**DATA FOR THIS EXERCISE:**
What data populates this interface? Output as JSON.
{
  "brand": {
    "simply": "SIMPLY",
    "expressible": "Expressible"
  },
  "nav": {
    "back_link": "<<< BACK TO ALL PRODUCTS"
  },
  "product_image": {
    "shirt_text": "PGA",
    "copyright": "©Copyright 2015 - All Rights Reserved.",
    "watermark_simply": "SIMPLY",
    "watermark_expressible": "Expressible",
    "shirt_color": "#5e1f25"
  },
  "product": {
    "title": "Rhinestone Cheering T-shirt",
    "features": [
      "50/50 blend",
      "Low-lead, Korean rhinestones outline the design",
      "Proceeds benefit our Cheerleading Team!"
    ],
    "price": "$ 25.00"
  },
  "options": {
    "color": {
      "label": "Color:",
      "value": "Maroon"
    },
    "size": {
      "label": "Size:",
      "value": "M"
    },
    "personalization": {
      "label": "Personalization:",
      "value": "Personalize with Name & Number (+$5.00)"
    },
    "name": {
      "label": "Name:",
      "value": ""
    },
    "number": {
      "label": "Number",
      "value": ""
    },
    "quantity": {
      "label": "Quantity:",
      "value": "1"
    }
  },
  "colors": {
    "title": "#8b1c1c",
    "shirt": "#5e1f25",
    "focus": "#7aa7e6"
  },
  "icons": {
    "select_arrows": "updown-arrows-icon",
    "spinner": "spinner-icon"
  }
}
---
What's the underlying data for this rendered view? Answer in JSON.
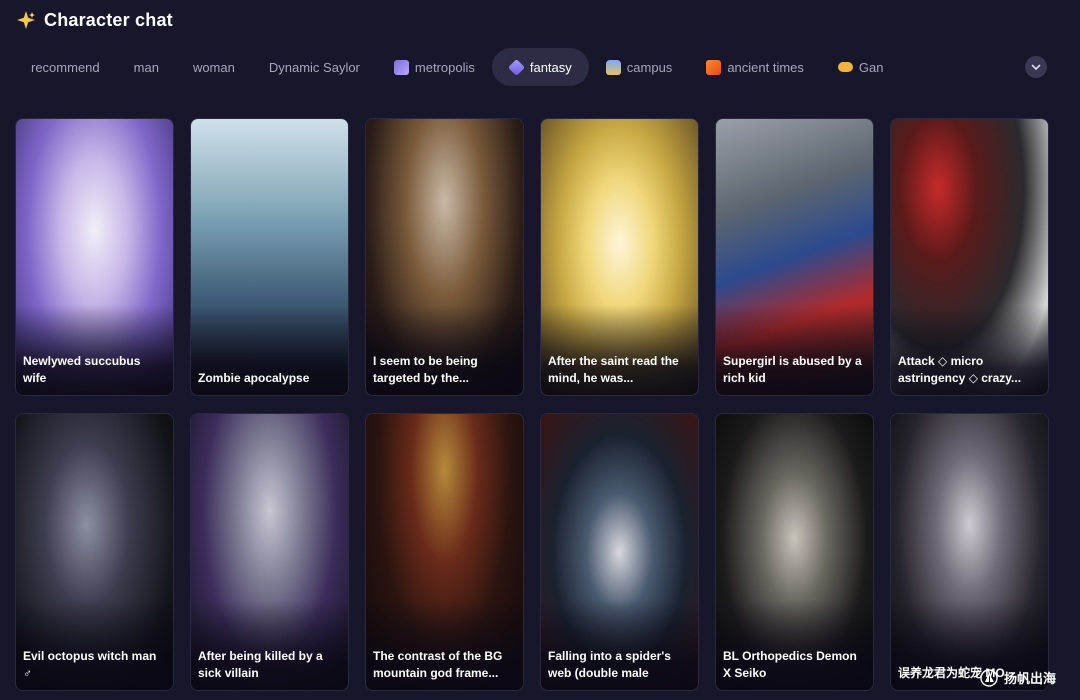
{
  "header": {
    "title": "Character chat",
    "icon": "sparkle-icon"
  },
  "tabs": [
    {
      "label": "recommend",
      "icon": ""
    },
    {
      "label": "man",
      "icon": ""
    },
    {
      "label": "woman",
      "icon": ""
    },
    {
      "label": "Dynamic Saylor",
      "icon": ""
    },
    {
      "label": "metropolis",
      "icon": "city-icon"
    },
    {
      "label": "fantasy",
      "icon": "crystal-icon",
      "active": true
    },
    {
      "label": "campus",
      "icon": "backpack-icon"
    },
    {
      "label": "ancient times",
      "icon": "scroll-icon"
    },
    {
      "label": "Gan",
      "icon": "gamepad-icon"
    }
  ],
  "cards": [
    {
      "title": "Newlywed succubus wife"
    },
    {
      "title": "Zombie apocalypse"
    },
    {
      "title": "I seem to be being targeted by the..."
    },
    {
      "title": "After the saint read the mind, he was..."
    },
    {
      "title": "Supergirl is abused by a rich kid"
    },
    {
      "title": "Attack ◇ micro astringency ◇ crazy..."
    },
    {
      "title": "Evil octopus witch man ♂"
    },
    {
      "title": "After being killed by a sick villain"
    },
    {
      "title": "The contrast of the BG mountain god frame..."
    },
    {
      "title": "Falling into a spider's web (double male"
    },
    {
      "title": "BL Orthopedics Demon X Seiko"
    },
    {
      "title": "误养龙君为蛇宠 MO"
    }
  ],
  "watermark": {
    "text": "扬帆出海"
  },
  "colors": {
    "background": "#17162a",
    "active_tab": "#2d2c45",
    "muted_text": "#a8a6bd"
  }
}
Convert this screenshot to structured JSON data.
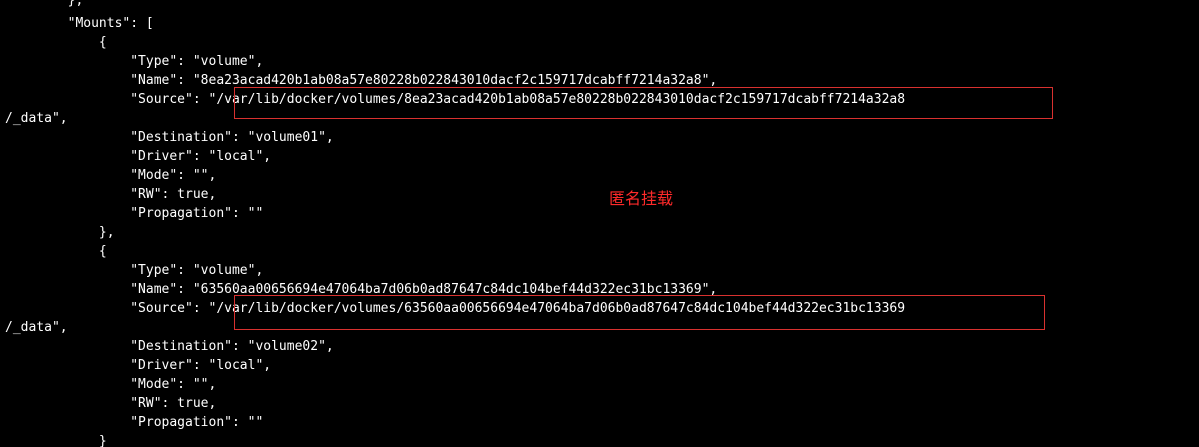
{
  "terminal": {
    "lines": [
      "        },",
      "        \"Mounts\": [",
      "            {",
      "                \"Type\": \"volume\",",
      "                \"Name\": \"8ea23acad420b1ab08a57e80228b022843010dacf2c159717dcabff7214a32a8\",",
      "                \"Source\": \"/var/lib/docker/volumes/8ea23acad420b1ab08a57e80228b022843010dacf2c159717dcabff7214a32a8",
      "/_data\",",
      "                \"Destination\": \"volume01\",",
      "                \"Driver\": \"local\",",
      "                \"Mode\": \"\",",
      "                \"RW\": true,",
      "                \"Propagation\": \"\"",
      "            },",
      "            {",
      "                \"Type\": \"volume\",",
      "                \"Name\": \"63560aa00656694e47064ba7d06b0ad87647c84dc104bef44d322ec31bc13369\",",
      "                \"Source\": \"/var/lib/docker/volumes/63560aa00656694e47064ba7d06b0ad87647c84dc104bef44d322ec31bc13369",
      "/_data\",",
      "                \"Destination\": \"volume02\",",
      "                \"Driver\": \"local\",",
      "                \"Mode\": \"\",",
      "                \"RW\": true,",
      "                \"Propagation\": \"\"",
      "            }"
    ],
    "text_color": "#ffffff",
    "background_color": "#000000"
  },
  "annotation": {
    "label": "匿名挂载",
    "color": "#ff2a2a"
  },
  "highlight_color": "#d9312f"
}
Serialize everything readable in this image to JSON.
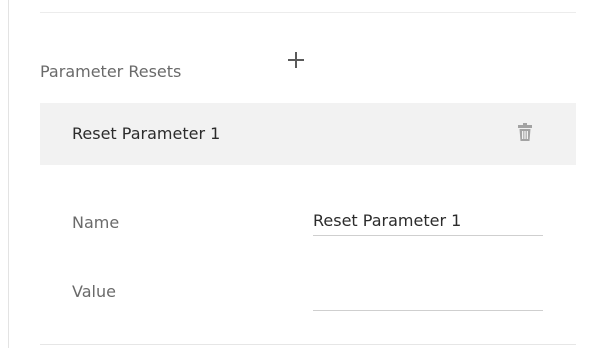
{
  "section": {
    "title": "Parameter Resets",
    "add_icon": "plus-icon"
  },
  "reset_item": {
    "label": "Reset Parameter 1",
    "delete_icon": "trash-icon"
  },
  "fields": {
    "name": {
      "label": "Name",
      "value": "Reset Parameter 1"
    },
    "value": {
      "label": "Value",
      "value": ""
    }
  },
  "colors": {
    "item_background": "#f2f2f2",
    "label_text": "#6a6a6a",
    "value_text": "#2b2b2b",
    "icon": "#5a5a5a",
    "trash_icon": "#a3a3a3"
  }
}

**WHAT YOU WILL DO:**
Among the records above, find each line holding the string "Parameter" and pull it out.

**OUTPUT FOR THIS TASK:**
    "title": "Parameter Resets",
    "label": "Reset Parameter 1",
      "value": "Reset Parameter 1"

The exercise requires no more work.